======== Dataset ========

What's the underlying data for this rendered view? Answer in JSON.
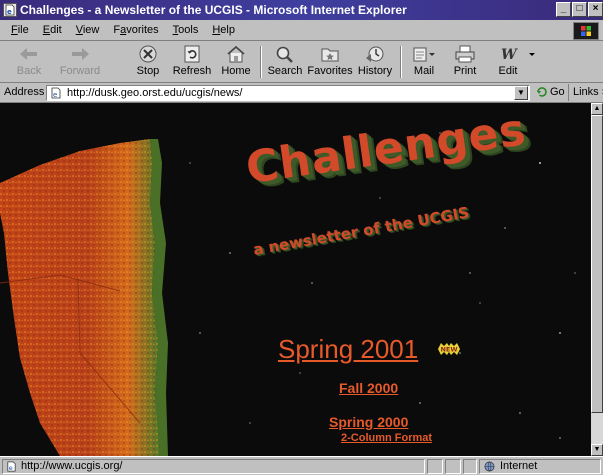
{
  "window": {
    "title": "Challenges - a Newsletter of the UCGIS - Microsoft Internet Explorer",
    "controls": [
      "_",
      "□",
      "×"
    ]
  },
  "menu": {
    "items": [
      {
        "label": "File",
        "accel": "F",
        "rest": "ile"
      },
      {
        "label": "Edit",
        "accel": "E",
        "rest": "dit"
      },
      {
        "label": "View",
        "accel": "V",
        "rest": "iew"
      },
      {
        "label": "Favorites",
        "accel": "a",
        "pre": "F",
        "rest": "vorites"
      },
      {
        "label": "Tools",
        "accel": "T",
        "rest": "ools"
      },
      {
        "label": "Help",
        "accel": "H",
        "rest": "elp"
      }
    ]
  },
  "toolbar": {
    "back_label": "Back",
    "forward_label": "Forward",
    "stop_label": "Stop",
    "refresh_label": "Refresh",
    "home_label": "Home",
    "search_label": "Search",
    "favorites_label": "Favorites",
    "history_label": "History",
    "mail_label": "Mail",
    "print_label": "Print",
    "edit_label": "Edit"
  },
  "address": {
    "label": "Address",
    "url": "http://dusk.geo.orst.edu/ucgis/news/",
    "go_label": "Go",
    "links_label": "Links"
  },
  "page": {
    "logo_title": "Challenges",
    "logo_subtitle": "a newsletter of the UCGIS",
    "links": {
      "spring2001": "Spring 2001",
      "fall2000": "Fall 2000",
      "spring2000": "Spring 2000",
      "two_column": "2-Column Format"
    },
    "new_badge": "NEW",
    "colors": {
      "background": "#0b0b0c",
      "link": "#e65a2a",
      "logo_face": "#d24a2a",
      "logo_extrusion": "#3e5a28"
    }
  },
  "status": {
    "text": "http://www.ucgis.org/",
    "zone": "Internet"
  }
}
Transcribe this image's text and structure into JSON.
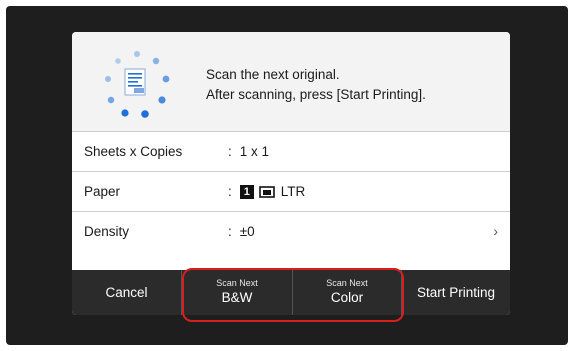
{
  "message": {
    "line1": "Scan the next original.",
    "line2": "After scanning, press [Start Printing]."
  },
  "settings": [
    {
      "label": "Sheets x Copies",
      "value": "1 x 1",
      "has_chevron": false
    },
    {
      "label": "Paper",
      "paper_number": "1",
      "value": "LTR",
      "has_chevron": false
    },
    {
      "label": "Density",
      "value": "±0",
      "has_chevron": true
    }
  ],
  "colon": ":",
  "chevron": "›",
  "toolbar": {
    "cancel": "Cancel",
    "scan_bw_top": "Scan Next",
    "scan_bw_bottom": "B&W",
    "scan_color_top": "Scan Next",
    "scan_color_bottom": "Color",
    "start_printing": "Start Printing"
  },
  "colors": {
    "frame": "#1e1e1e",
    "toolbar": "#2b2b2b",
    "highlight": "#d81e1e",
    "accent_blue": "#1e6fd9"
  }
}
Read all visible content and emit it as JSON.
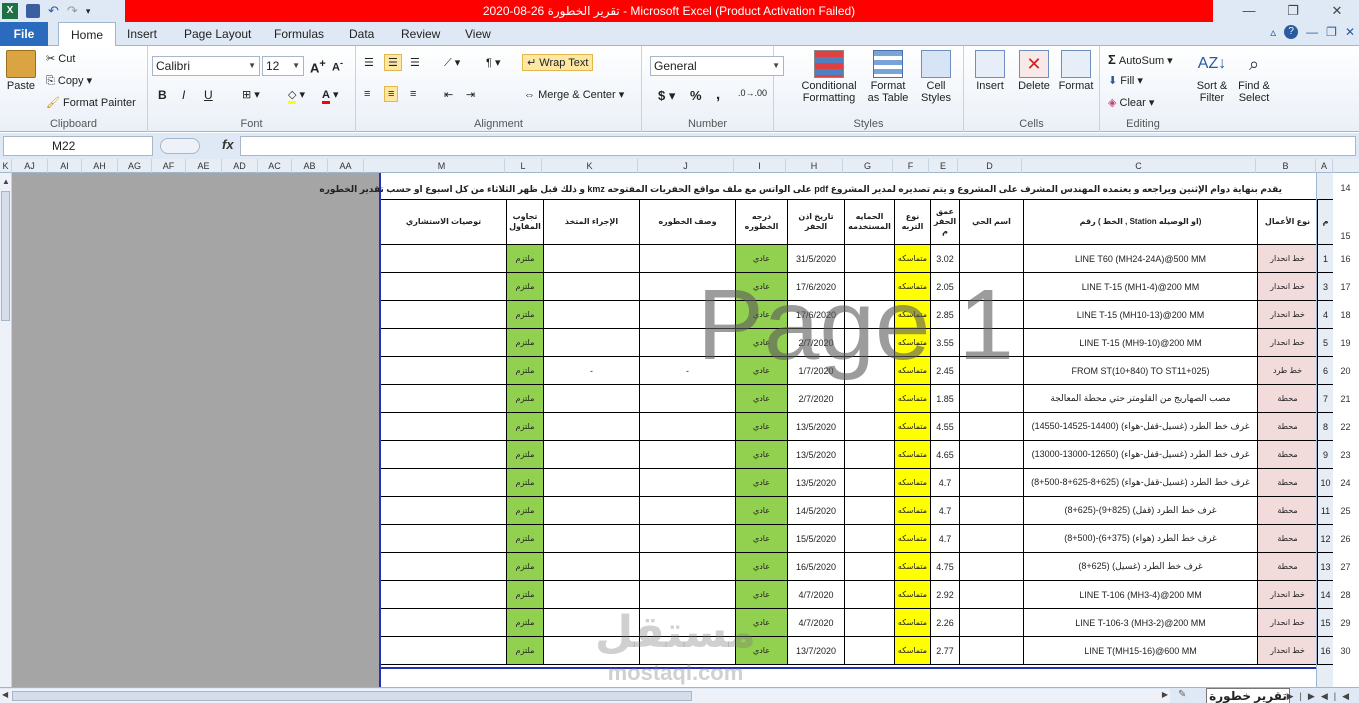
{
  "window": {
    "title": "تقرير الخطورة 26-08-2020  -  Microsoft Excel (Product Activation Failed)",
    "accent": "#ff0000"
  },
  "tabs": [
    {
      "label": "File"
    },
    {
      "label": "Home"
    },
    {
      "label": "Insert"
    },
    {
      "label": "Page Layout"
    },
    {
      "label": "Formulas"
    },
    {
      "label": "Data"
    },
    {
      "label": "Review"
    },
    {
      "label": "View"
    }
  ],
  "ribbon": {
    "clipboard": {
      "paste": "Paste",
      "cut": "Cut",
      "copy": "Copy",
      "format_painter": "Format Painter",
      "label": "Clipboard"
    },
    "font": {
      "name": "Calibri",
      "size": "12",
      "bold": "B",
      "italic": "I",
      "underline": "U",
      "label": "Font"
    },
    "alignment": {
      "wrap": "Wrap Text",
      "merge": "Merge & Center",
      "label": "Alignment"
    },
    "number": {
      "format": "General",
      "currency": "$",
      "percent": "%",
      "comma": ",",
      "label": "Number"
    },
    "styles": {
      "conditional": "Conditional Formatting",
      "format_table": "Format as Table",
      "cell_styles": "Cell Styles",
      "label": "Styles"
    },
    "cells": {
      "insert": "Insert",
      "delete": "Delete",
      "format": "Format",
      "label": "Cells"
    },
    "editing": {
      "autosum": "AutoSum",
      "fill": "Fill",
      "clear": "Clear",
      "sort": "Sort & Filter",
      "find": "Find & Select",
      "label": "Editing"
    }
  },
  "formula_bar": {
    "name_box": "M22",
    "fx": "fx",
    "value": ""
  },
  "column_headers": [
    "K",
    "AJ",
    "AI",
    "AH",
    "AG",
    "AF",
    "AE",
    "AD",
    "AC",
    "AB",
    "AA",
    "M",
    "L",
    "K",
    "J",
    "I",
    "H",
    "G",
    "F",
    "E",
    "D",
    "C",
    "B",
    "A"
  ],
  "sheet": {
    "note": "يقدم بنهاية دوام الإثنين ويراجعه و يعتمده المهندس المشرف على المشروع و يتم تصديره لمدير المشروع pdf على الواتس مع ملف مواقع الحفريات المفتوحه kmz و ذلك قبل ظهر الثلاثاء من كل اسبوع او حسب تقدير الخطوره",
    "watermark": "Page 1",
    "logo": "مستقل",
    "logo_sub": "mostaql.com",
    "headers": {
      "m": "م",
      "work_type": "نوع الأعمال",
      "line_no": "رقم ( الخط , Station او الوصيله)",
      "district": "اسم الحي",
      "depth": "عمق الحفر م",
      "soil": "نوع التربه",
      "protection": "الحمايه المستخدمه",
      "date": "تاريخ اذن الحفر",
      "risk": "درجه الخطوره",
      "risk_desc": "وصف الخطوره",
      "action": "الإجراء المتخذ",
      "contractor": "تجاوب المقاول",
      "consultant": "توصيات الاستشاري"
    },
    "rows": [
      {
        "m": "1",
        "work_type": "خط انحدار",
        "line": "LINE T60 (MH24-24A)@500 MM",
        "depth": "3.02",
        "soil": "متماسكه",
        "date": "31/5/2020",
        "risk": "عادي",
        "risk_desc": "",
        "action": "",
        "contractor": "ملتزم"
      },
      {
        "m": "3",
        "work_type": "خط انحدار",
        "line": "LINE T-15 (MH1-4)@200 MM",
        "depth": "2.05",
        "soil": "متماسكه",
        "date": "17/6/2020",
        "risk": "عادي",
        "risk_desc": "",
        "action": "",
        "contractor": "ملتزم"
      },
      {
        "m": "4",
        "work_type": "خط انحدار",
        "line": "LINE T-15 (MH10-13)@200 MM",
        "depth": "2.85",
        "soil": "متماسكه",
        "date": "17/6/2020",
        "risk": "عادي",
        "risk_desc": "",
        "action": "",
        "contractor": "ملتزم"
      },
      {
        "m": "5",
        "work_type": "خط انحدار",
        "line": "LINE T-15 (MH9-10)@200 MM",
        "depth": "3.55",
        "soil": "متماسكه",
        "date": "2/7/2020",
        "risk": "عادي",
        "risk_desc": "",
        "action": "",
        "contractor": "ملتزم"
      },
      {
        "m": "6",
        "work_type": "خط طرد",
        "line": "FROM ST(10+840) TO ST11+025)",
        "depth": "2.45",
        "soil": "متماسكه",
        "date": "1/7/2020",
        "risk": "عادي",
        "risk_desc": "-",
        "action": "-",
        "contractor": "ملتزم"
      },
      {
        "m": "7",
        "work_type": "محطة",
        "line": "مصب الصهاريج من القلومتر حتي محطة المعالجة",
        "depth": "1.85",
        "soil": "متماسكه",
        "date": "2/7/2020",
        "risk": "عادي",
        "risk_desc": "",
        "action": "",
        "contractor": "ملتزم"
      },
      {
        "m": "8",
        "work_type": "محطة",
        "line": "غرف خط الطرد (غسيل-قفل-هواء) (14400-14525-14550)",
        "depth": "4.55",
        "soil": "متماسكه",
        "date": "13/5/2020",
        "risk": "عادي",
        "risk_desc": "",
        "action": "",
        "contractor": "ملتزم"
      },
      {
        "m": "9",
        "work_type": "محطة",
        "line": "غرف خط الطرد (غسيل-قفل-هواء) (12650-13000-13000)",
        "depth": "4.65",
        "soil": "متماسكه",
        "date": "13/5/2020",
        "risk": "عادي",
        "risk_desc": "",
        "action": "",
        "contractor": "ملتزم"
      },
      {
        "m": "10",
        "work_type": "محطة",
        "line": "غرف خط الطرد (غسيل-قفل-هواء) (625+8-625+8-500+8)",
        "depth": "4.7",
        "soil": "متماسكه",
        "date": "13/5/2020",
        "risk": "عادي",
        "risk_desc": "",
        "action": "",
        "contractor": "ملتزم"
      },
      {
        "m": "11",
        "work_type": "محطة",
        "line": "غرف خط الطرد (قفل) (825+9)-(625+8)",
        "depth": "4.7",
        "soil": "متماسكه",
        "date": "14/5/2020",
        "risk": "عادي",
        "risk_desc": "",
        "action": "",
        "contractor": "ملتزم"
      },
      {
        "m": "12",
        "work_type": "محطة",
        "line": "غرف خط الطرد (هواء) (375+6)-(500+8)",
        "depth": "4.7",
        "soil": "متماسكه",
        "date": "15/5/2020",
        "risk": "عادي",
        "risk_desc": "",
        "action": "",
        "contractor": "ملتزم"
      },
      {
        "m": "13",
        "work_type": "محطة",
        "line": "غرف خط الطرد (غسيل) (625+8)",
        "depth": "4.75",
        "soil": "متماسكه",
        "date": "16/5/2020",
        "risk": "عادي",
        "risk_desc": "",
        "action": "",
        "contractor": "ملتزم"
      },
      {
        "m": "14",
        "work_type": "خط انحدار",
        "line": "LINE T-106 (MH3-4)@200 MM",
        "depth": "2.92",
        "soil": "متماسكه",
        "date": "4/7/2020",
        "risk": "عادي",
        "risk_desc": "",
        "action": "",
        "contractor": "ملتزم"
      },
      {
        "m": "15",
        "work_type": "خط انحدار",
        "line": "LINE T-106-3 (MH3-2)@200 MM",
        "depth": "2.26",
        "soil": "متماسكه",
        "date": "4/7/2020",
        "risk": "عادي",
        "risk_desc": "",
        "action": "",
        "contractor": "ملتزم"
      },
      {
        "m": "16",
        "work_type": "خط انحدار",
        "line": "LINE T(MH15-16)@600 MM",
        "depth": "2.77",
        "soil": "متماسكه",
        "date": "13/7/2020",
        "risk": "عادي",
        "risk_desc": "",
        "action": "",
        "contractor": "ملتزم"
      }
    ],
    "row_numbers": [
      "14",
      "15",
      "16",
      "17",
      "18",
      "19",
      "20",
      "21",
      "22",
      "23",
      "24",
      "25",
      "26",
      "27",
      "28",
      "29",
      "30"
    ]
  },
  "sheet_tab": {
    "label": "تقرير خطورة"
  },
  "colors": {
    "soil": "#ffff00",
    "green": "#92d050",
    "pink": "#f2dcdb",
    "border_blue": "#2232b8"
  }
}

========

_Set problem:_
Filter the entries down to the lines containing "Start". Copy each of those lines.

_Result of the exercise:_
    "line2": "After scanning, press [Start Printing]."
    "start_printing": "Start Printing"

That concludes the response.